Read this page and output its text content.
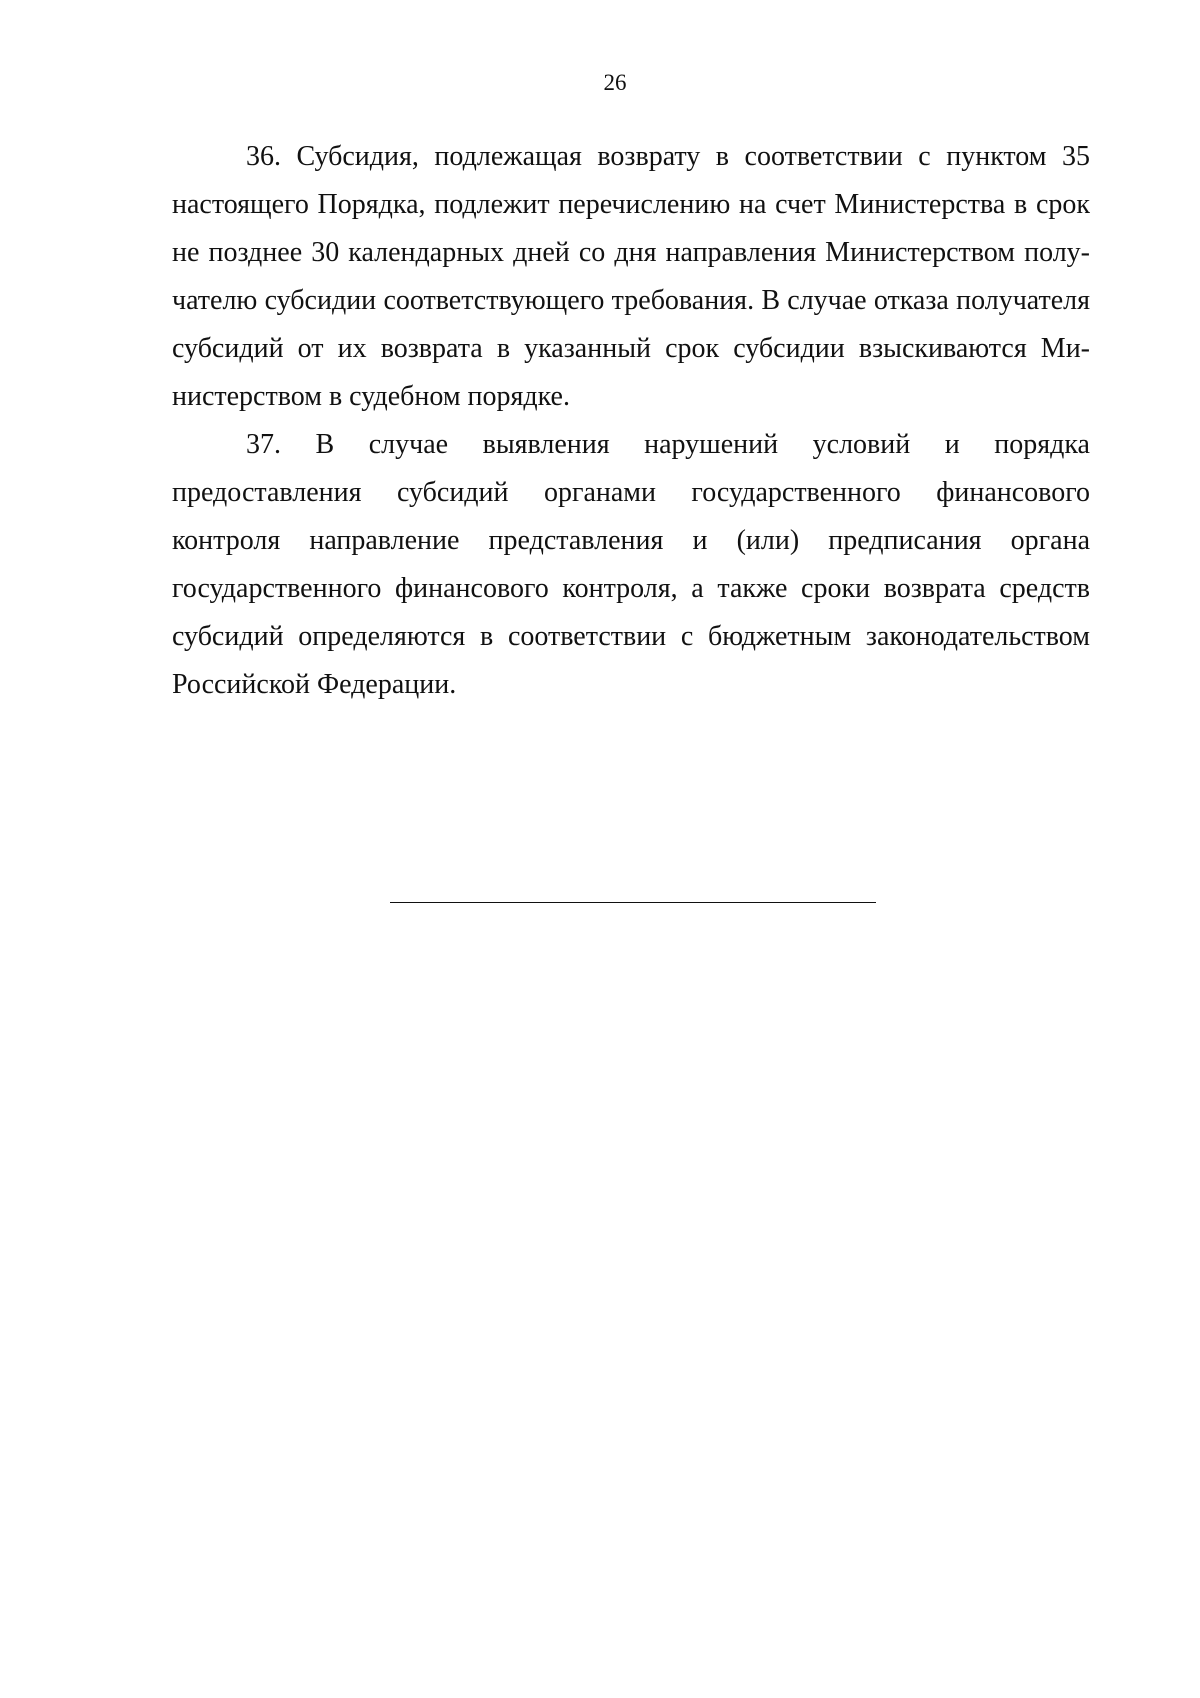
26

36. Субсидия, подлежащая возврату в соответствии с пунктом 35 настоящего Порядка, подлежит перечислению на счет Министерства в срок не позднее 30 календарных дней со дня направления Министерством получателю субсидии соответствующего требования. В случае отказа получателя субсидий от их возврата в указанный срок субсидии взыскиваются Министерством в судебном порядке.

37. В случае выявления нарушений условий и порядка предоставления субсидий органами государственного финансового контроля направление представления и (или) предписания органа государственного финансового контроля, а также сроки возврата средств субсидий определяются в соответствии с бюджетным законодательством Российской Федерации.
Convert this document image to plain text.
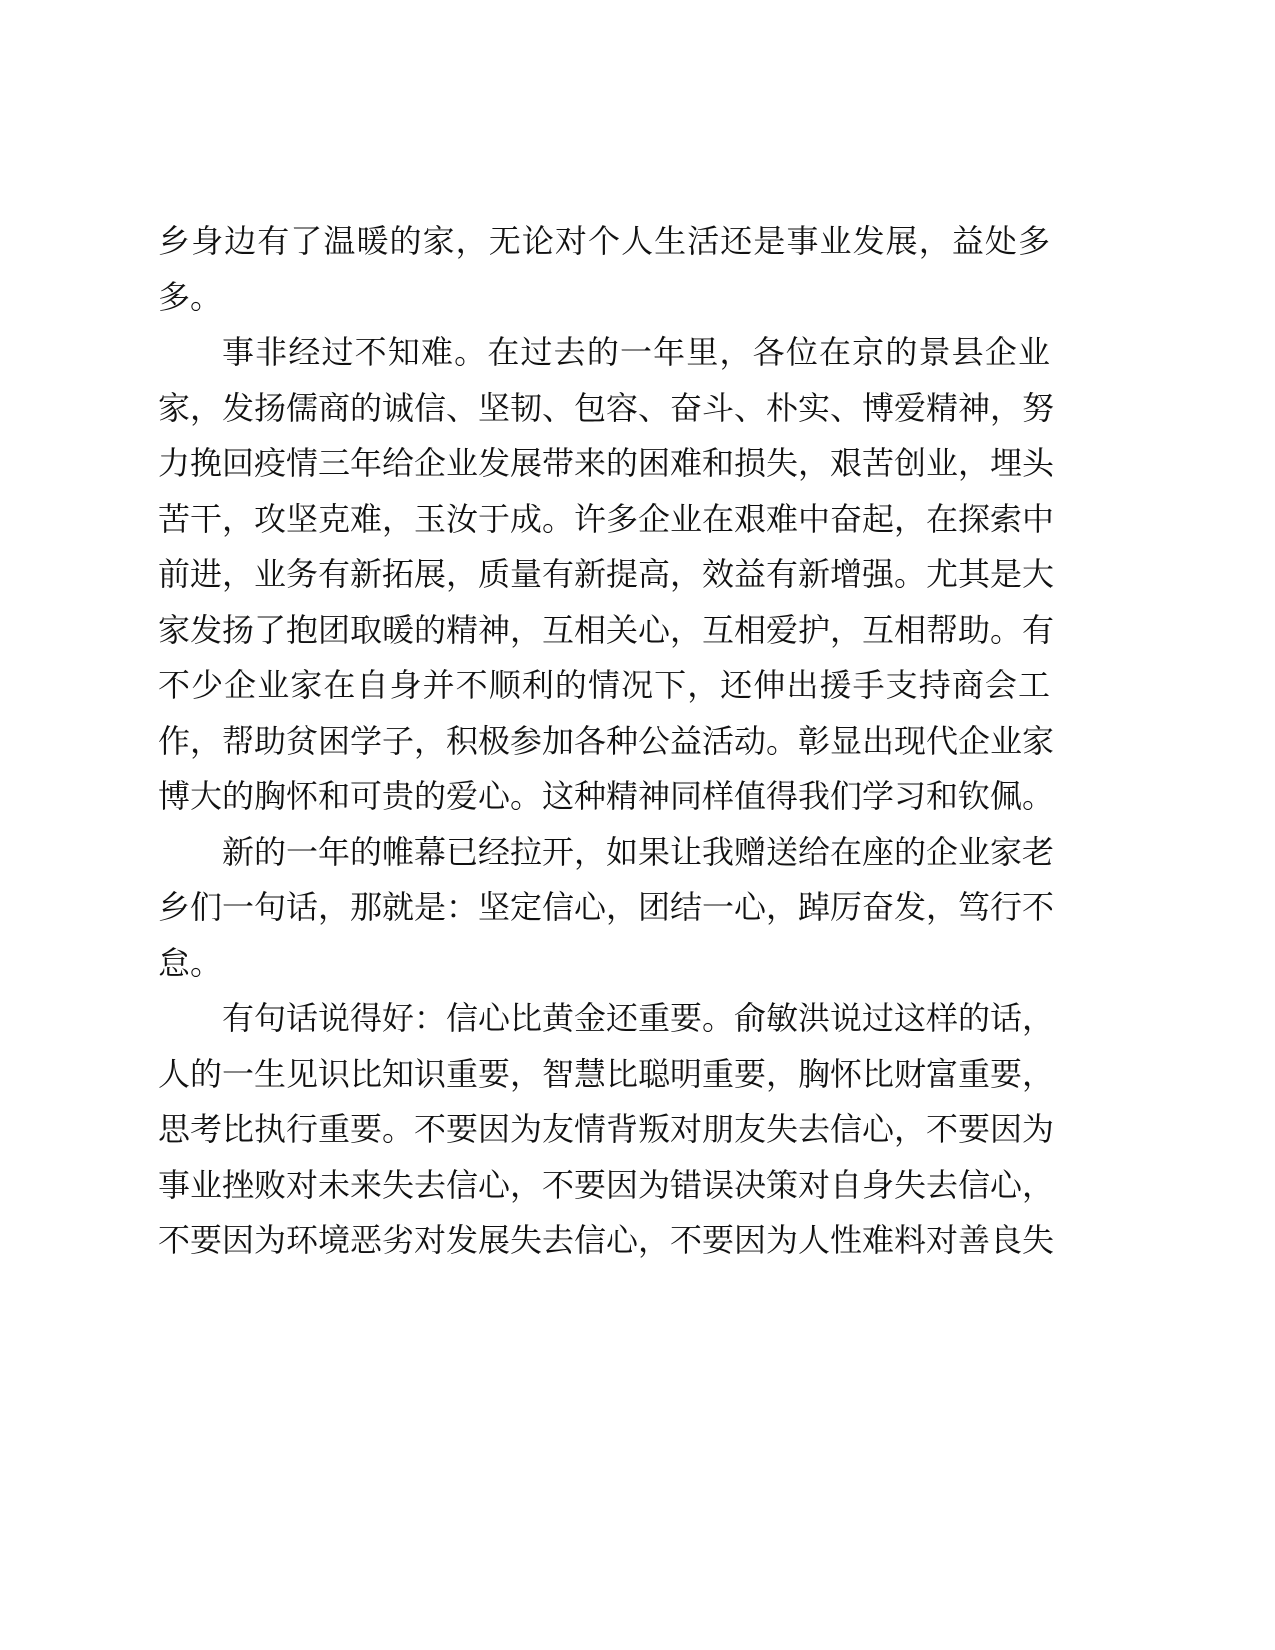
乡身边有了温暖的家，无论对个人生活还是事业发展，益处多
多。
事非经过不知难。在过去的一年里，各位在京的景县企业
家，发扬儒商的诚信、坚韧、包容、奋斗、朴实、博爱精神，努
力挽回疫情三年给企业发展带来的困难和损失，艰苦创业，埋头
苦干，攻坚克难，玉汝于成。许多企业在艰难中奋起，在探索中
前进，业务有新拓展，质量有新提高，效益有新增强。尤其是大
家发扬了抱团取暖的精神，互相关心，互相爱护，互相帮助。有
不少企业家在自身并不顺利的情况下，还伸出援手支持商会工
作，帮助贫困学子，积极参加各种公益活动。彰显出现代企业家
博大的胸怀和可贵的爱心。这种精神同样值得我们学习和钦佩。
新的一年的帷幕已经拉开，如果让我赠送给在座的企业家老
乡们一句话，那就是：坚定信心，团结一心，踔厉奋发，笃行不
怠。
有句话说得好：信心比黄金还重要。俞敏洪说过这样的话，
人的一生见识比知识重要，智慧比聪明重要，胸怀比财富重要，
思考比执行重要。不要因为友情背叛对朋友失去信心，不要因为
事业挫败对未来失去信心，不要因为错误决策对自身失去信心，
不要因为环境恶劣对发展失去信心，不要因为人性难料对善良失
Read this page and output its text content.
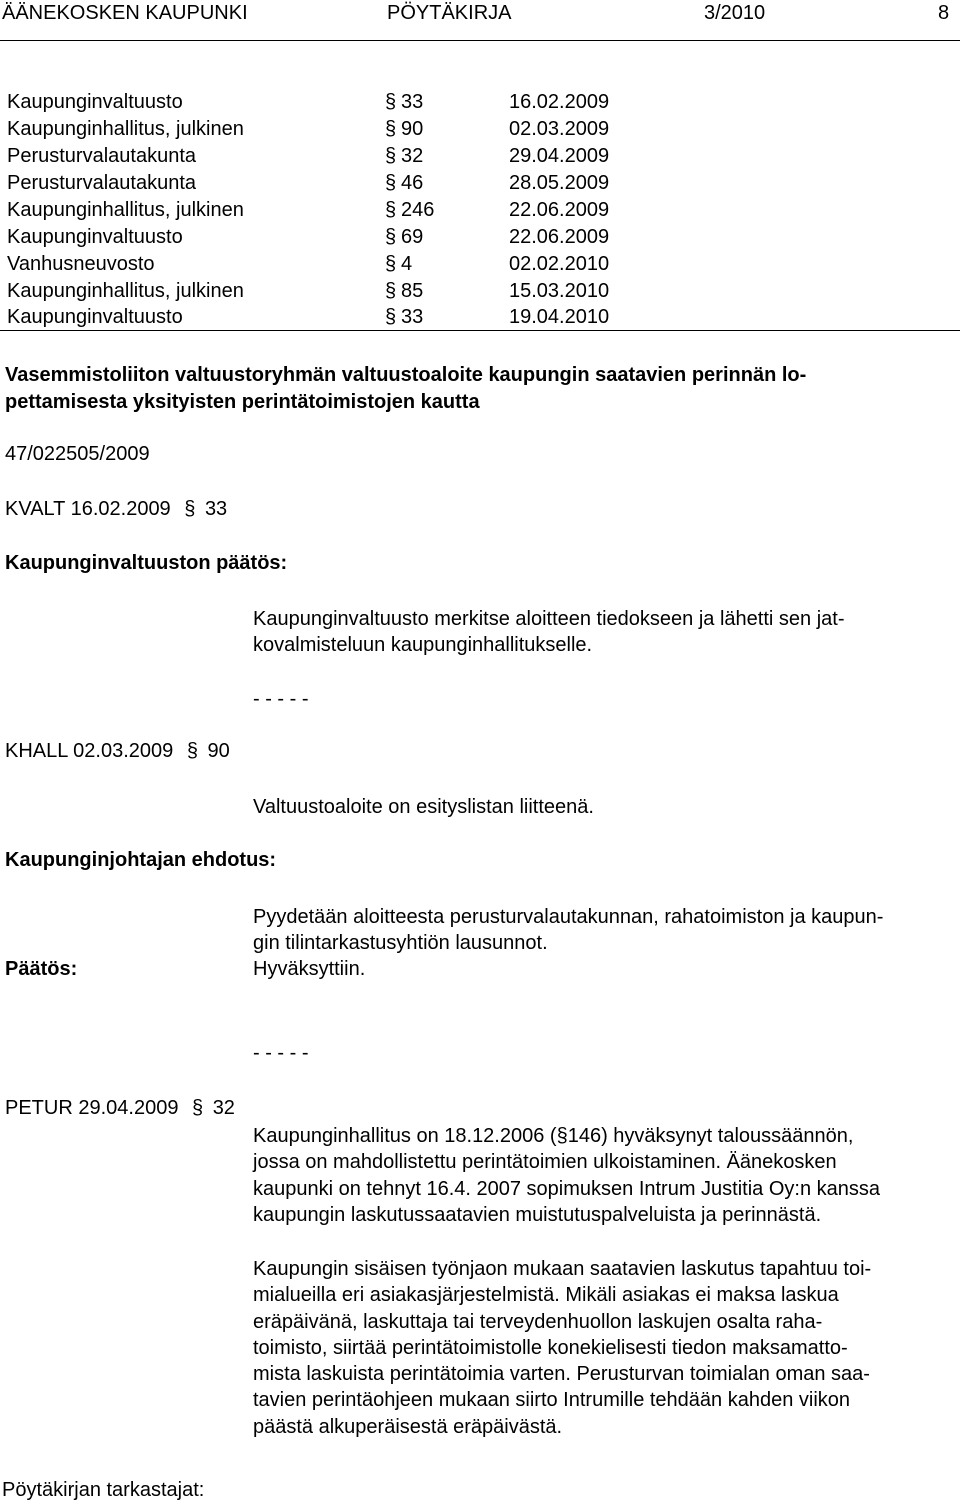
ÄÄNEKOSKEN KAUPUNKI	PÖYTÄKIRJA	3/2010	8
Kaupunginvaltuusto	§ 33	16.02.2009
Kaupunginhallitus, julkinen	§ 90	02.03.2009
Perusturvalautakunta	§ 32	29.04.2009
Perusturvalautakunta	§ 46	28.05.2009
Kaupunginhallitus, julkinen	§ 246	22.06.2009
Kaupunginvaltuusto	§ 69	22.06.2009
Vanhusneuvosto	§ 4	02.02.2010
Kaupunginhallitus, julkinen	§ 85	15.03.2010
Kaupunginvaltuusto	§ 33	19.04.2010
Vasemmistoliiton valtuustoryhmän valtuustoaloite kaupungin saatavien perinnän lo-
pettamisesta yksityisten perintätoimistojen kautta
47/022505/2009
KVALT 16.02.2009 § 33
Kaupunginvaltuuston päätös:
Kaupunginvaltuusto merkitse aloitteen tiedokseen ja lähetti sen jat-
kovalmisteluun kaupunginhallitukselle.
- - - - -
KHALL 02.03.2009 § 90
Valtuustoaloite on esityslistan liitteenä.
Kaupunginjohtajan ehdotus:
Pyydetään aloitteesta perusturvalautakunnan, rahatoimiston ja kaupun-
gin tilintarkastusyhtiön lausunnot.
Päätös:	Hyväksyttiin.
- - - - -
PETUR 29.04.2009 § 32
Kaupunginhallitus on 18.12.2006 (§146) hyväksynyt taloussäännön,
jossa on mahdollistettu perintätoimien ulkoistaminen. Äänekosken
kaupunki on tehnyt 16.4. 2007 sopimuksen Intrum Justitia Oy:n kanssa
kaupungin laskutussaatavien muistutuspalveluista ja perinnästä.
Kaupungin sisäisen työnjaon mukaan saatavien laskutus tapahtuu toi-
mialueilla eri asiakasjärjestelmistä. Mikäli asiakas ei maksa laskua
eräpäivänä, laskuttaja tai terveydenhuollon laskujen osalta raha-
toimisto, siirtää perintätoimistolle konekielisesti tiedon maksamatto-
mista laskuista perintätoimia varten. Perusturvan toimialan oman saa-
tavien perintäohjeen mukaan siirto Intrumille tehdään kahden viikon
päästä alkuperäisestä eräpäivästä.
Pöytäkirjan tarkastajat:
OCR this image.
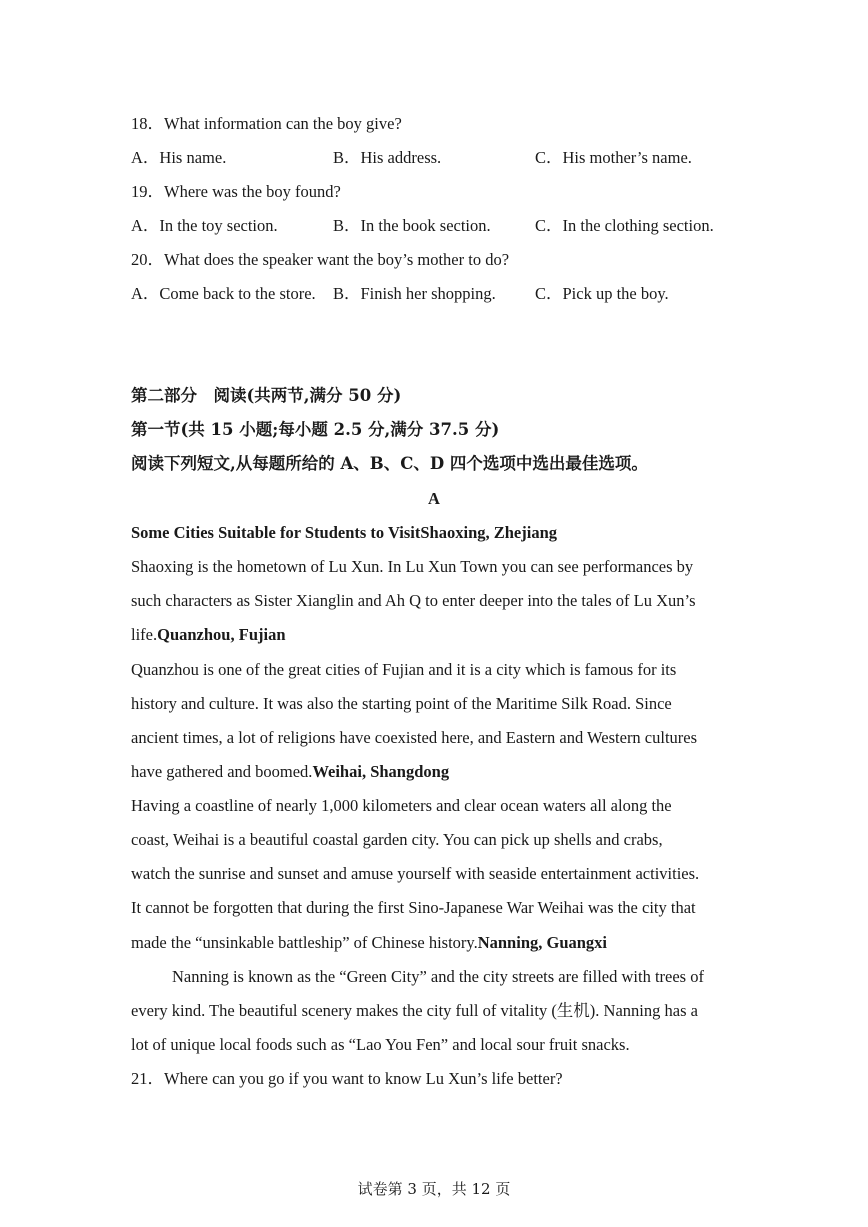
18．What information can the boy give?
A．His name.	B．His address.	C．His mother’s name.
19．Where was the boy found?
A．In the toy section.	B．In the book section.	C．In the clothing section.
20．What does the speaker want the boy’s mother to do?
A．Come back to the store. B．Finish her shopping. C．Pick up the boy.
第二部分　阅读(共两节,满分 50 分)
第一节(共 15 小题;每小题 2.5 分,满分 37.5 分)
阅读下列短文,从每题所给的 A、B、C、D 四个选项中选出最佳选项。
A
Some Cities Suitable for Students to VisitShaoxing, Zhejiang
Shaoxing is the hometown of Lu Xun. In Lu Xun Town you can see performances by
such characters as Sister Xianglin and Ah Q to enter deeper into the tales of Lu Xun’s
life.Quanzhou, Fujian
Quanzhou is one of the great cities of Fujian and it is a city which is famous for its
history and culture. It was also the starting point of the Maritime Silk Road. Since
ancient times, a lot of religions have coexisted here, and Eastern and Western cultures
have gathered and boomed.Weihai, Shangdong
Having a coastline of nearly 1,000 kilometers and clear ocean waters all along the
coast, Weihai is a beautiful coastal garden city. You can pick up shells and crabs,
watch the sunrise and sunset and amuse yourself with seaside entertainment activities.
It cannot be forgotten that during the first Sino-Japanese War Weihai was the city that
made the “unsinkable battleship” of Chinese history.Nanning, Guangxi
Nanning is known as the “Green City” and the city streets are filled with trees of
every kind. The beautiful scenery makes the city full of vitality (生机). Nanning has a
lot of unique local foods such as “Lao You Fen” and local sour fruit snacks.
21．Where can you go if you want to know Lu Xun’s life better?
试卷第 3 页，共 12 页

☆ ☆ ☆

Look for the word "What" in every line of the listing and copy the lines that have it.

18．What information can the boy give?
20．What does the speaker want the boy’s mother to do?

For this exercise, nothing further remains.